Copy the data precisely, keeping every character.

Supplied records =
◆ ◆ ◆ ◆

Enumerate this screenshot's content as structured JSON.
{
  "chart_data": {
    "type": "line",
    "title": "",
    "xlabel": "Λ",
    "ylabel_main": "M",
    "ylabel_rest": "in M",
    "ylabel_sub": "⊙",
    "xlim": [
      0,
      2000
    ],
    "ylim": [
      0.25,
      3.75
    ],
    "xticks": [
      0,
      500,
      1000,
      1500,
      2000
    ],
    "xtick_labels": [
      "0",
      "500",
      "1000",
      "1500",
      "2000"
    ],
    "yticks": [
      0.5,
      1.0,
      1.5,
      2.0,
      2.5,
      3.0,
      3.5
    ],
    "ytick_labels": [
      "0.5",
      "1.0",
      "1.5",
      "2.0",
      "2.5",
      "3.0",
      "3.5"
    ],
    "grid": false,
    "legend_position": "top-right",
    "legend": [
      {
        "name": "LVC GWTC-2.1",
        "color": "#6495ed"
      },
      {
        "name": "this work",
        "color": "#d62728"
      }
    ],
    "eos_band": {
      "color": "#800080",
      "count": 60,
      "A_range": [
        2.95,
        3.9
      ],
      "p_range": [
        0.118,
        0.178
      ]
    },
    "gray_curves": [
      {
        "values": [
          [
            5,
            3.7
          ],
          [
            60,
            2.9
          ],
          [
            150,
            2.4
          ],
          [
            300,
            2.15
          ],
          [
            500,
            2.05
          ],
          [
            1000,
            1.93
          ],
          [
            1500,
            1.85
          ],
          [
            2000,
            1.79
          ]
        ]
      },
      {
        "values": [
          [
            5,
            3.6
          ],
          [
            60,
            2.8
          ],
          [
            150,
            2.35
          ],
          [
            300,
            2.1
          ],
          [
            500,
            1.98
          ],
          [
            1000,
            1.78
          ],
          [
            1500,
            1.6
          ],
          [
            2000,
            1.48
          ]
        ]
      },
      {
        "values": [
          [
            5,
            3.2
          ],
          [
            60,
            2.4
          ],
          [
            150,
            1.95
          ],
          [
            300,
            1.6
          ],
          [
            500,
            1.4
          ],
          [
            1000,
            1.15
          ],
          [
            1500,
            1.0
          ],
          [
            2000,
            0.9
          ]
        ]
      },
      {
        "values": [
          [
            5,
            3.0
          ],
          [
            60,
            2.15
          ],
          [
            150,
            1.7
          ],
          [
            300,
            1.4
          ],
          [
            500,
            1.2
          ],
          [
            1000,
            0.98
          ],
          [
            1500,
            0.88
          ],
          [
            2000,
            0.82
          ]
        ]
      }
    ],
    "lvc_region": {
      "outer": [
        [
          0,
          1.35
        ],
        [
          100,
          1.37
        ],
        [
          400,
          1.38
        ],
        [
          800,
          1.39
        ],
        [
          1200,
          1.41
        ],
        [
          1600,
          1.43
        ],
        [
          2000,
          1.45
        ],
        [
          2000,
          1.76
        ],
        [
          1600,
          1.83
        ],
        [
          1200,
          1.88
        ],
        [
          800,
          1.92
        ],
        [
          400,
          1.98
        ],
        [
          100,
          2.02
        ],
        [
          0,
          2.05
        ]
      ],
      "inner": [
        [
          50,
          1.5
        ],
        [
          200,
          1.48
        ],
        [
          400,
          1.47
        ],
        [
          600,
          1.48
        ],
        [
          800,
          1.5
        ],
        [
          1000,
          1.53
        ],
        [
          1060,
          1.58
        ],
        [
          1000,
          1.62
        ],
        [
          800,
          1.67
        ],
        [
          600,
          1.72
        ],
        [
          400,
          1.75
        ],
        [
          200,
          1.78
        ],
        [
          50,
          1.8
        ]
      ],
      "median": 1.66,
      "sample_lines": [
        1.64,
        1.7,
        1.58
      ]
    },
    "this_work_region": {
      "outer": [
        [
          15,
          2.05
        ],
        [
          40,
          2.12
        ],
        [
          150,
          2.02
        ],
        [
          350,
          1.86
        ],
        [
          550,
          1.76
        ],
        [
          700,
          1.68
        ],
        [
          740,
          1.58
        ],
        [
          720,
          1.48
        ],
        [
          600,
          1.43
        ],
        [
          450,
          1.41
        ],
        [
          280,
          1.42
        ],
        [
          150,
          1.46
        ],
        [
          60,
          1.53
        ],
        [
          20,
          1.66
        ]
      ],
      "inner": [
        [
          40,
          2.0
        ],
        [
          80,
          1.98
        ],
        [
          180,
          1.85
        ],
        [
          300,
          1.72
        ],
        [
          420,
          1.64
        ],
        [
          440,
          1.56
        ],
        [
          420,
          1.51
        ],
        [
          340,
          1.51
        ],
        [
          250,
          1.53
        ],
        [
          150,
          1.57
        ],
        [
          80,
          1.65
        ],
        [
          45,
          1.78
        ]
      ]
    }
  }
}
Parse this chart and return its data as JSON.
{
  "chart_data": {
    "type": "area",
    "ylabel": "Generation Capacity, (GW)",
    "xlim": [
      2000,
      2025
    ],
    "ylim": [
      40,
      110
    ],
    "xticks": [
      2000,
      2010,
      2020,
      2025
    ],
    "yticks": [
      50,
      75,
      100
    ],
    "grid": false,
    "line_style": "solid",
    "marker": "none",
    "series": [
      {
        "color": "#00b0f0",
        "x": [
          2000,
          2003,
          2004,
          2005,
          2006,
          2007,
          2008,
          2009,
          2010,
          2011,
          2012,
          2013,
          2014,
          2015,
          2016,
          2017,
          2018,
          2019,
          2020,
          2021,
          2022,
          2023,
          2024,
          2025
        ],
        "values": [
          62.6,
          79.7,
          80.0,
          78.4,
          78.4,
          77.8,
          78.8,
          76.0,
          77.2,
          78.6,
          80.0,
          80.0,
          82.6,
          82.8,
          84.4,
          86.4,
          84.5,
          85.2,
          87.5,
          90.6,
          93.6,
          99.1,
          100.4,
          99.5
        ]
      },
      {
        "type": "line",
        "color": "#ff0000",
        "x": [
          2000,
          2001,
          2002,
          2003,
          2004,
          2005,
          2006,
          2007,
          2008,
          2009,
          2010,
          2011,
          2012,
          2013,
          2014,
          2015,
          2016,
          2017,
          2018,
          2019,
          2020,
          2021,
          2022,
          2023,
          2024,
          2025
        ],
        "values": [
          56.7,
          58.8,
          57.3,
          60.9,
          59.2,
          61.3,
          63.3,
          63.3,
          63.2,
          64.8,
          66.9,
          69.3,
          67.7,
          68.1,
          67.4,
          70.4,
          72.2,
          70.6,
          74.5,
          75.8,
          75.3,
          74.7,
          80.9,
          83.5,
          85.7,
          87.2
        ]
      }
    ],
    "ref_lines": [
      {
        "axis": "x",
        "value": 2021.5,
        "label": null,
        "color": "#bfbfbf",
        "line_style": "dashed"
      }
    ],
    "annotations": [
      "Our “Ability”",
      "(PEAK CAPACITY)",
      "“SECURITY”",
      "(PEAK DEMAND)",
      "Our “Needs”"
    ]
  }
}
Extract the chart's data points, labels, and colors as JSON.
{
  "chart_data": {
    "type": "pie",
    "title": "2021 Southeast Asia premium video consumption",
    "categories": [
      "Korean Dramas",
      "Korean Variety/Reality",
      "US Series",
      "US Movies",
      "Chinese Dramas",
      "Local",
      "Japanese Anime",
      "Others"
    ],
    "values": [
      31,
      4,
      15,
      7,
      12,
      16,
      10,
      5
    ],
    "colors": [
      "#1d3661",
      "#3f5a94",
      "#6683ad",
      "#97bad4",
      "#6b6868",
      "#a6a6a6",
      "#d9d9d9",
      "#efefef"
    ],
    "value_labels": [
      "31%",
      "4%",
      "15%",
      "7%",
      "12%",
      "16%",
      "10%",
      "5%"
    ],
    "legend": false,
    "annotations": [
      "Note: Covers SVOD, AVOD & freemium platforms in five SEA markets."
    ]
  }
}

◆ ◆ ◆ ◆

Answer to this task =
Enumerate this screenshot's content as structured JSON.
{
  "chart_data": {
    "type": "line",
    "title": "",
    "xlabel": "Λ",
    "ylabel_main": "M",
    "ylabel_rest": "in M",
    "ylabel_sub": "⊙",
    "xlim": [
      0,
      2000
    ],
    "ylim": [
      0.25,
      3.75
    ],
    "xticks": [
      0,
      500,
      1000,
      1500,
      2000
    ],
    "xtick_labels": [
      "0",
      "500",
      "1000",
      "1500",
      "2000"
    ],
    "yticks": [
      0.5,
      1.0,
      1.5,
      2.0,
      2.5,
      3.0,
      3.5
    ],
    "ytick_labels": [
      "0.5",
      "1.0",
      "1.5",
      "2.0",
      "2.5",
      "3.0",
      "3.5"
    ],
    "grid": false,
    "legend_position": "top-right",
    "legend": [
      {
        "name": "LVC GWTC-2.1",
        "color": "#6495ed"
      },
      {
        "name": "this work",
        "color": "#d62728"
      }
    ],
    "eos_band": {
      "color": "#800080",
      "count": 60,
      "A_range": [
        2.95,
        3.9
      ],
      "p_range": [
        0.118,
        0.178
      ]
    },
    "gray_curves": [
      {
        "values": [
          [
            5,
            3.7
          ],
          [
            60,
            2.9
          ],
          [
            150,
            2.4
          ],
          [
            300,
            2.15
          ],
          [
            500,
            2.05
          ],
          [
            1000,
            1.93
          ],
          [
            1500,
            1.85
          ],
          [
            2000,
            1.79
          ]
        ]
      },
      {
        "values": [
          [
            5,
            3.6
          ],
          [
            60,
            2.8
          ],
          [
            150,
            2.35
          ],
          [
            300,
            2.1
          ],
          [
            500,
            1.98
          ],
          [
            1000,
            1.78
          ],
          [
            1500,
            1.6
          ],
          [
            2000,
            1.48
          ]
        ]
      },
      {
        "values": [
          [
            5,
            3.2
          ],
          [
            60,
            2.4
          ],
          [
            150,
            1.95
          ],
          [
            300,
            1.6
          ],
          [
            500,
            1.4
          ],
          [
            1000,
            1.15
          ],
          [
            1500,
            1.0
          ],
          [
            2000,
            0.9
          ]
        ]
      },
      {
        "values": [
          [
            5,
            3.0
          ],
          [
            60,
            2.15
          ],
          [
            150,
            1.7
          ],
          [
            300,
            1.4
          ],
          [
            500,
            1.2
          ],
          [
            1000,
            0.98
          ],
          [
            1500,
            0.88
          ],
          [
            2000,
            0.82
          ]
        ]
      }
    ],
    "lvc_region": {
      "outer": [
        [
          0,
          1.35
        ],
        [
          100,
          1.37
        ],
        [
          400,
          1.38
        ],
        [
          800,
          1.39
        ],
        [
          1200,
          1.41
        ],
        [
          1600,
          1.43
        ],
        [
          2000,
          1.45
        ],
        [
          2000,
          1.76
        ],
        [
          1600,
          1.83
        ],
        [
          1200,
          1.88
        ],
        [
          800,
          1.92
        ],
        [
          400,
          1.98
        ],
        [
          100,
          2.02
        ],
        [
          0,
          2.05
        ]
      ],
      "inner": [
        [
          50,
          1.5
        ],
        [
          200,
          1.48
        ],
        [
          400,
          1.47
        ],
        [
          600,
          1.48
        ],
        [
          800,
          1.5
        ],
        [
          1000,
          1.53
        ],
        [
          1060,
          1.58
        ],
        [
          1000,
          1.62
        ],
        [
          800,
          1.67
        ],
        [
          600,
          1.72
        ],
        [
          400,
          1.75
        ],
        [
          200,
          1.78
        ],
        [
          50,
          1.8
        ]
      ],
      "median": 1.66,
      "sample_lines": [
        1.64,
        1.7,
        1.58
      ]
    },
    "this_work_region": {
      "outer": [
        [
          15,
          2.05
        ],
        [
          40,
          2.12
        ],
        [
          150,
          2.02
        ],
        [
          350,
          1.86
        ],
        [
          550,
          1.76
        ],
        [
          700,
          1.68
        ],
        [
          740,
          1.58
        ],
        [
          720,
          1.48
        ],
        [
          600,
          1.43
        ],
        [
          450,
          1.41
        ],
        [
          280,
          1.42
        ],
        [
          150,
          1.46
        ],
        [
          60,
          1.53
        ],
        [
          20,
          1.66
        ]
      ],
      "inner": [
        [
          40,
          2.0
        ],
        [
          80,
          1.98
        ],
        [
          180,
          1.85
        ],
        [
          300,
          1.72
        ],
        [
          420,
          1.64
        ],
        [
          440,
          1.56
        ],
        [
          420,
          1.51
        ],
        [
          340,
          1.51
        ],
        [
          250,
          1.53
        ],
        [
          150,
          1.57
        ],
        [
          80,
          1.65
        ],
        [
          45,
          1.78
        ]
      ]
    }
  }
}
Parse this chart and return its data as JSON.
{
  "chart_data": {
    "type": "area",
    "ylabel": "Generation Capacity, (GW)",
    "xlim": [
      2000,
      2025
    ],
    "ylim": [
      40,
      110
    ],
    "xticks": [
      2000,
      2010,
      2020,
      2025
    ],
    "yticks": [
      50,
      75,
      100
    ],
    "grid": false,
    "line_style": "solid",
    "marker": "none",
    "series": [
      {
        "color": "#00b0f0",
        "x": [
          2000,
          2003,
          2004,
          2005,
          2006,
          2007,
          2008,
          2009,
          2010,
          2011,
          2012,
          2013,
          2014,
          2015,
          2016,
          2017,
          2018,
          2019,
          2020,
          2021,
          2022,
          2023,
          2024,
          2025
        ],
        "values": [
          62.6,
          79.7,
          80.0,
          78.4,
          78.4,
          77.8,
          78.8,
          76.0,
          77.2,
          78.6,
          80.0,
          80.0,
          82.6,
          82.8,
          84.4,
          86.4,
          84.5,
          85.2,
          87.5,
          90.6,
          93.6,
          99.1,
          100.4,
          99.5
        ]
      },
      {
        "type": "line",
        "color": "#ff0000",
        "x": [
          2000,
          2001,
          2002,
          2003,
          2004,
          2005,
          2006,
          2007,
          2008,
          2009,
          2010,
          2011,
          2012,
          2013,
          2014,
          2015,
          2016,
          2017,
          2018,
          2019,
          2020,
          2021,
          2022,
          2023,
          2024,
          2025
        ],
        "values": [
          56.7,
          58.8,
          57.3,
          60.9,
          59.2,
          61.3,
          63.3,
          63.3,
          63.2,
          64.8,
          66.9,
          69.3,
          67.7,
          68.1,
          67.4,
          70.4,
          72.2,
          70.6,
          74.5,
          75.8,
          75.3,
          74.7,
          80.9,
          83.5,
          85.7,
          87.2
        ]
      }
    ],
    "ref_lines": [
      {
        "axis": "x",
        "value": 2021.5,
        "label": null,
        "color": "#bfbfbf",
        "line_style": "dashed"
      }
    ],
    "annotations": [
      "Our “Ability”",
      "(PEAK CAPACITY)",
      "“SECURITY”",
      "(PEAK DEMAND)",
      "Our “Needs”"
    ]
  }
}
Extract the chart's data points, labels, and colors as JSON.
{
  "chart_data": {
    "type": "pie",
    "title": "2021 Southeast Asia premium video consumption",
    "categories": [
      "Korean Dramas",
      "Korean Variety/Reality",
      "US Series",
      "US Movies",
      "Chinese Dramas",
      "Local",
      "Japanese Anime",
      "Others"
    ],
    "values": [
      31,
      4,
      15,
      7,
      12,
      16,
      10,
      5
    ],
    "colors": [
      "#1d3661",
      "#3f5a94",
      "#6683ad",
      "#97bad4",
      "#6b6868",
      "#a6a6a6",
      "#d9d9d9",
      "#efefef"
    ],
    "value_labels": [
      "31%",
      "4%",
      "15%",
      "7%",
      "12%",
      "16%",
      "10%",
      "5%"
    ],
    "legend": false,
    "annotations": [
      "Note: Covers SVOD, AVOD & freemium platforms in five SEA markets."
    ]
  }
}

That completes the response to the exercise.